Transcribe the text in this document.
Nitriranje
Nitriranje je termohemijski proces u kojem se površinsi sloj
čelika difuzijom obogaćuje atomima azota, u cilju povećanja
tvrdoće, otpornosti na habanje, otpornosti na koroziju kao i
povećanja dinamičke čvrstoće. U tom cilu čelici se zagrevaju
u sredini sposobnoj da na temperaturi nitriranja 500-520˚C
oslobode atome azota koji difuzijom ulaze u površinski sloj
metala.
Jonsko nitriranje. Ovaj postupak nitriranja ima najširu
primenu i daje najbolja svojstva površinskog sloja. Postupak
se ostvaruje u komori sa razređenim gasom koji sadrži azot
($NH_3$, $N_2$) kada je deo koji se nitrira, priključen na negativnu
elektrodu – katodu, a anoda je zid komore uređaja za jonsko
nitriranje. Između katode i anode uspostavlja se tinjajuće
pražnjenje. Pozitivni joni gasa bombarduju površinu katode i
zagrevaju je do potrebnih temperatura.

★ ★ ★

TO BE DONE: Extract each line from the listing above, please, and repeat it exactly.

COMPLETE OUTPUT:
Transcribe the text in this document.
Nitriranje
Nitriranje je termohemijski proces u kojem se površinsi sloj
čelika difuzijom obogaćuje atomima azota, u cilju povećanja
tvrdoće, otpornosti na habanje, otpornosti na koroziju kao i
povećanja dinamičke čvrstoće. U tom cilu čelici se zagrevaju
u sredini sposobnoj da na temperaturi nitriranja 500-520˚C
oslobode atome azota koji difuzijom ulaze u površinski sloj
metala.
Jonsko nitriranje. Ovaj postupak nitriranja ima najširu
primenu i daje najbolja svojstva površinskog sloja. Postupak
se ostvaruje u komori sa razređenim gasom koji sadrži azot
($NH_3$, $N_2$) kada je deo koji se nitrira, priključen na negativnu
elektrodu – katodu, a anoda je zid komore uređaja za jonsko
nitriranje. Između katode i anode uspostavlja se tinjajuće
pražnjenje. Pozitivni joni gasa bombarduju površinu katode i
zagrevaju je do potrebnih temperatura.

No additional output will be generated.